→ Problem details
Read the listing and extract each line that includes the word "text".

→ Dataset records
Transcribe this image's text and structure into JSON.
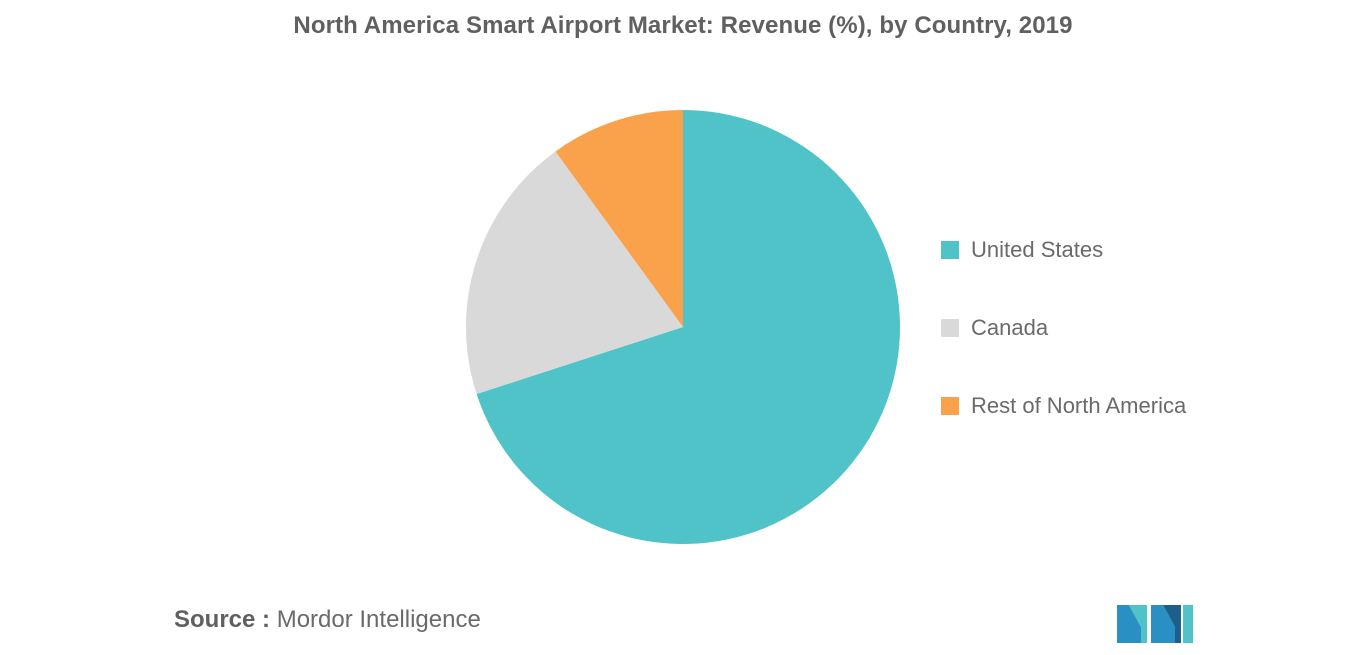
{
  "chart_data": {
    "type": "pie",
    "title": "North America Smart Airport Market: Revenue (%), by Country, 2019",
    "categories": [
      "United States",
      "Canada",
      "Rest of North America"
    ],
    "values": [
      70,
      20,
      10
    ],
    "unit": "%",
    "colors": [
      "#4fc3c8",
      "#d9d9d9",
      "#f9a14b"
    ],
    "start_angle_deg": 0,
    "direction": "clockwise",
    "legend_position": "right"
  },
  "source": {
    "label": "Source :",
    "text": "Mordor Intelligence"
  },
  "logo": {
    "icon": "mordor-intelligence-logo-icon",
    "colors": [
      "#2a8fc2",
      "#4fc3c8",
      "#1d5f8a"
    ]
  }
}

→ Problem solution
Transcribe this image's text and structure into JSON.
    "text": "Mordor Intelligence"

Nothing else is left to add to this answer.